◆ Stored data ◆
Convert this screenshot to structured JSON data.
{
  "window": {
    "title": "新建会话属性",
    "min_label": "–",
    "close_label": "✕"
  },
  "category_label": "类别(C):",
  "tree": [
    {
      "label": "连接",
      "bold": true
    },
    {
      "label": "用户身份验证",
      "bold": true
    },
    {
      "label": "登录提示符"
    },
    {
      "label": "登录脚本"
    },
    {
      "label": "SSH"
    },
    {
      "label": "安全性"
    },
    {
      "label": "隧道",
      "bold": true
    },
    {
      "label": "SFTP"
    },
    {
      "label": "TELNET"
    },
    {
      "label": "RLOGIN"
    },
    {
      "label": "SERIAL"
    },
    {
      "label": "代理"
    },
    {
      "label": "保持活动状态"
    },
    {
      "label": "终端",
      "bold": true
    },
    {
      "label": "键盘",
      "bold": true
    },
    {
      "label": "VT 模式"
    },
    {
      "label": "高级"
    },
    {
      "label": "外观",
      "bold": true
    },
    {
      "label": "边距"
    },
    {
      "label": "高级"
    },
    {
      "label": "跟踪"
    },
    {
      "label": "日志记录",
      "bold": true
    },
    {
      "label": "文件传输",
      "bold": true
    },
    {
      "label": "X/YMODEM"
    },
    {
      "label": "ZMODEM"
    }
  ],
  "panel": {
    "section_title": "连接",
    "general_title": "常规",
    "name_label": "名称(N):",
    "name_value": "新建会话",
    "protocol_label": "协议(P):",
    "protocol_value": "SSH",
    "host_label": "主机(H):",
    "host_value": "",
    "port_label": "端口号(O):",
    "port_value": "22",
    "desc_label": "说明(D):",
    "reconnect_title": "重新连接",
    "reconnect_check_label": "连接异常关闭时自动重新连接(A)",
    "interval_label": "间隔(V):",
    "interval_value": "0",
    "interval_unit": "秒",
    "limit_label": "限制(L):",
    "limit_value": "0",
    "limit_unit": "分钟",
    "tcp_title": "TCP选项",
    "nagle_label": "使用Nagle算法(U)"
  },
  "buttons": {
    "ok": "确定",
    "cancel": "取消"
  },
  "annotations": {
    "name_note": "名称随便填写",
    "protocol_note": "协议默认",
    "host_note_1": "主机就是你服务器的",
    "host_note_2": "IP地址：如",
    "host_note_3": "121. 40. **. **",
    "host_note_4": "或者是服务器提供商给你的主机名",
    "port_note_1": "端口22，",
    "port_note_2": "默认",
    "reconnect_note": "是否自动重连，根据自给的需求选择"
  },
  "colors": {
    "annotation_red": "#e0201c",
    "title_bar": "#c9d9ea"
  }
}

◆ PROBLEM ◆
Quote each line of the listing above exactly.

◆ ANSWER TO THE TASK ◆
Convert this screenshot to structured JSON data.
{
  "window": {
    "title": "新建会话属性",
    "min_label": "–",
    "close_label": "✕"
  },
  "category_label": "类别(C):",
  "tree": [
    {
      "label": "连接",
      "bold": true
    },
    {
      "label": "用户身份验证",
      "bold": true
    },
    {
      "label": "登录提示符"
    },
    {
      "label": "登录脚本"
    },
    {
      "label": "SSH"
    },
    {
      "label": "安全性"
    },
    {
      "label": "隧道",
      "bold": true
    },
    {
      "label": "SFTP"
    },
    {
      "label": "TELNET"
    },
    {
      "label": "RLOGIN"
    },
    {
      "label": "SERIAL"
    },
    {
      "label": "代理"
    },
    {
      "label": "保持活动状态"
    },
    {
      "label": "终端",
      "bold": true
    },
    {
      "label": "键盘",
      "bold": true
    },
    {
      "label": "VT 模式"
    },
    {
      "label": "高级"
    },
    {
      "label": "外观",
      "bold": true
    },
    {
      "label": "边距"
    },
    {
      "label": "高级"
    },
    {
      "label": "跟踪"
    },
    {
      "label": "日志记录",
      "bold": true
    },
    {
      "label": "文件传输",
      "bold": true
    },
    {
      "label": "X/YMODEM"
    },
    {
      "label": "ZMODEM"
    }
  ],
  "panel": {
    "section_title": "连接",
    "general_title": "常规",
    "name_label": "名称(N):",
    "name_value": "新建会话",
    "protocol_label": "协议(P):",
    "protocol_value": "SSH",
    "host_label": "主机(H):",
    "host_value": "",
    "port_label": "端口号(O):",
    "port_value": "22",
    "desc_label": "说明(D):",
    "reconnect_title": "重新连接",
    "reconnect_check_label": "连接异常关闭时自动重新连接(A)",
    "interval_label": "间隔(V):",
    "interval_value": "0",
    "interval_unit": "秒",
    "limit_label": "限制(L):",
    "limit_value": "0",
    "limit_unit": "分钟",
    "tcp_title": "TCP选项",
    "nagle_label": "使用Nagle算法(U)"
  },
  "buttons": {
    "ok": "确定",
    "cancel": "取消"
  },
  "annotations": {
    "name_note": "名称随便填写",
    "protocol_note": "协议默认",
    "host_note_1": "主机就是你服务器的",
    "host_note_2": "IP地址：如",
    "host_note_3": "121. 40. **. **",
    "host_note_4": "或者是服务器提供商给你的主机名",
    "port_note_1": "端口22，",
    "port_note_2": "默认",
    "reconnect_note": "是否自动重连，根据自给的需求选择"
  },
  "colors": {
    "annotation_red": "#e0201c",
    "title_bar": "#c9d9ea"
  }
}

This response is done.